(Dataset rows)
——————

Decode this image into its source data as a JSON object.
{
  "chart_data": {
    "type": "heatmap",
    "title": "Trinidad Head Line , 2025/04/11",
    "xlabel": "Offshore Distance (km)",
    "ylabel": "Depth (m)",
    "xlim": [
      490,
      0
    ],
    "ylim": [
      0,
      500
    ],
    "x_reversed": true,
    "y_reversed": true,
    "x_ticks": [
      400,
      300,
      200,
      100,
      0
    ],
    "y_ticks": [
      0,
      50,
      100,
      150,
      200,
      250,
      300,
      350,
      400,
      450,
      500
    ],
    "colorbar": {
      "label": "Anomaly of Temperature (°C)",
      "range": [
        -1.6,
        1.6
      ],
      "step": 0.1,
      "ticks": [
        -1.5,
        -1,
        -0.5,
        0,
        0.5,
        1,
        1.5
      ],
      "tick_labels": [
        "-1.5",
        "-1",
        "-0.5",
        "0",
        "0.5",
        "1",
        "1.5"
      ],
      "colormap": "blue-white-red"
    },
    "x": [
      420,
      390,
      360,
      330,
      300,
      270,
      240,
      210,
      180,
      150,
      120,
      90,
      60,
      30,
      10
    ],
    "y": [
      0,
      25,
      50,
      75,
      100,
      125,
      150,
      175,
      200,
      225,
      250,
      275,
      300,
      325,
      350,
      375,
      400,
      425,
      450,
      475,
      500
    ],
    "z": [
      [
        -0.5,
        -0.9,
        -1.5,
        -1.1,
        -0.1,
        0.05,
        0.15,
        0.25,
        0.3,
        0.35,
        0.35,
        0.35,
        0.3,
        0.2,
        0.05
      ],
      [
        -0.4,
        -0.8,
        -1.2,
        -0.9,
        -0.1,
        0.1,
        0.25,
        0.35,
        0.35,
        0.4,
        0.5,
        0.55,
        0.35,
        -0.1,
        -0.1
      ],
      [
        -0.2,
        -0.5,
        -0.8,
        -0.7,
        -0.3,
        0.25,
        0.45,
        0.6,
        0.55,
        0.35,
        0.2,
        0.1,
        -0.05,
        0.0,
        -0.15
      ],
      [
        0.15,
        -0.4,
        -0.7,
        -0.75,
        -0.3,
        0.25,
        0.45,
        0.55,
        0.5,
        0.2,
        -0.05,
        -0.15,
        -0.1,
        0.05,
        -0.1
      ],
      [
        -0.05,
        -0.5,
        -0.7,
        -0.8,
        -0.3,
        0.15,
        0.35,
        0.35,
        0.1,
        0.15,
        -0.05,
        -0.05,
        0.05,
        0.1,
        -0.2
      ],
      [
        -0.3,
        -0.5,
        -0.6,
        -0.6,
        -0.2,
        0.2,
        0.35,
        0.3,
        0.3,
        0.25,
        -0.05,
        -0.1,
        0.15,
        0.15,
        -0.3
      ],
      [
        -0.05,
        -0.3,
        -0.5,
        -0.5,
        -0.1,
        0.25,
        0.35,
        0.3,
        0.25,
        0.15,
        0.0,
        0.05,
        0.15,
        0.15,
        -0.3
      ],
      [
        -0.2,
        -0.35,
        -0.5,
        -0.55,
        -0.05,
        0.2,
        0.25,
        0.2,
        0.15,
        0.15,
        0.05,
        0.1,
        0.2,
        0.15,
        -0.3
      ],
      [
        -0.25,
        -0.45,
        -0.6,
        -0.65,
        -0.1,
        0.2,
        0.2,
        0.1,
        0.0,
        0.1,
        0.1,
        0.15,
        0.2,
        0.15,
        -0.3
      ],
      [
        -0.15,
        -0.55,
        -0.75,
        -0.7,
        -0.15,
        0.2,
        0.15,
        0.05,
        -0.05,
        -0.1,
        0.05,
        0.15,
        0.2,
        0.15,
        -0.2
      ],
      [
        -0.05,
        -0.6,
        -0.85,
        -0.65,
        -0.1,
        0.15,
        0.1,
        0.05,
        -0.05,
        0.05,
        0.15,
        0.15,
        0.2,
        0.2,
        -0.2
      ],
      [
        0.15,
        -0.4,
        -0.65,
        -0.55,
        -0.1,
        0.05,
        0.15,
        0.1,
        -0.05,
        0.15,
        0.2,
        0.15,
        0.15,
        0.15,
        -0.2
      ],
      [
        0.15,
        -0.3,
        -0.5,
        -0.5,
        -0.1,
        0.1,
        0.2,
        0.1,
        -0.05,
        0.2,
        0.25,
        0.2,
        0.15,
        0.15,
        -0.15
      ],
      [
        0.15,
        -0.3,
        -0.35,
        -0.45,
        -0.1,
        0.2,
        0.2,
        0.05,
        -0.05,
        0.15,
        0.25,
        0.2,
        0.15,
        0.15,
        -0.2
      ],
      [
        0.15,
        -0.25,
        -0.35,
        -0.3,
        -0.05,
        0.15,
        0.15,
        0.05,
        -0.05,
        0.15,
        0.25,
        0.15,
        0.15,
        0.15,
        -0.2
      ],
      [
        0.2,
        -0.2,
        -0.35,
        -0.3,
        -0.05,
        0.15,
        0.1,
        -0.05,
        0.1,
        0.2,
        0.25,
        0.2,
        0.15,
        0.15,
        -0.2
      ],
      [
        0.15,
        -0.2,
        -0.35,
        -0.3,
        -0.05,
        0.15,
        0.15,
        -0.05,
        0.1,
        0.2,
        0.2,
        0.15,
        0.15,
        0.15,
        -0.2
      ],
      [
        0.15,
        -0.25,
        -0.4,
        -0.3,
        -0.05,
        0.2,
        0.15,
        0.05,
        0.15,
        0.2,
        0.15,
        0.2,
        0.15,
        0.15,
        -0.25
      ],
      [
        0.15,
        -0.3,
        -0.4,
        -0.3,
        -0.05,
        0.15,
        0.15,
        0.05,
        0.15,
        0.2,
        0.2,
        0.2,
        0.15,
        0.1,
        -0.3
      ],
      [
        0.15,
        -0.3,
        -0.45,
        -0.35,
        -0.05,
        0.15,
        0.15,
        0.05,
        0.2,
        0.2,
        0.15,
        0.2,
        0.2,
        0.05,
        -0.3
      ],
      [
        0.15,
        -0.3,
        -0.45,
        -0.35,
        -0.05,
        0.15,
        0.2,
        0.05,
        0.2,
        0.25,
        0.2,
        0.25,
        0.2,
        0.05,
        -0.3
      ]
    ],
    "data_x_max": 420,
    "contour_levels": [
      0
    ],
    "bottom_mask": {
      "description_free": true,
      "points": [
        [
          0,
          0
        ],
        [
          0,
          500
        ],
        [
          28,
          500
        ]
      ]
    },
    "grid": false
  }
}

——————

Stated exercise -
Find every line with "true" in the listing and state how many there are, nothing else.

Task result -
3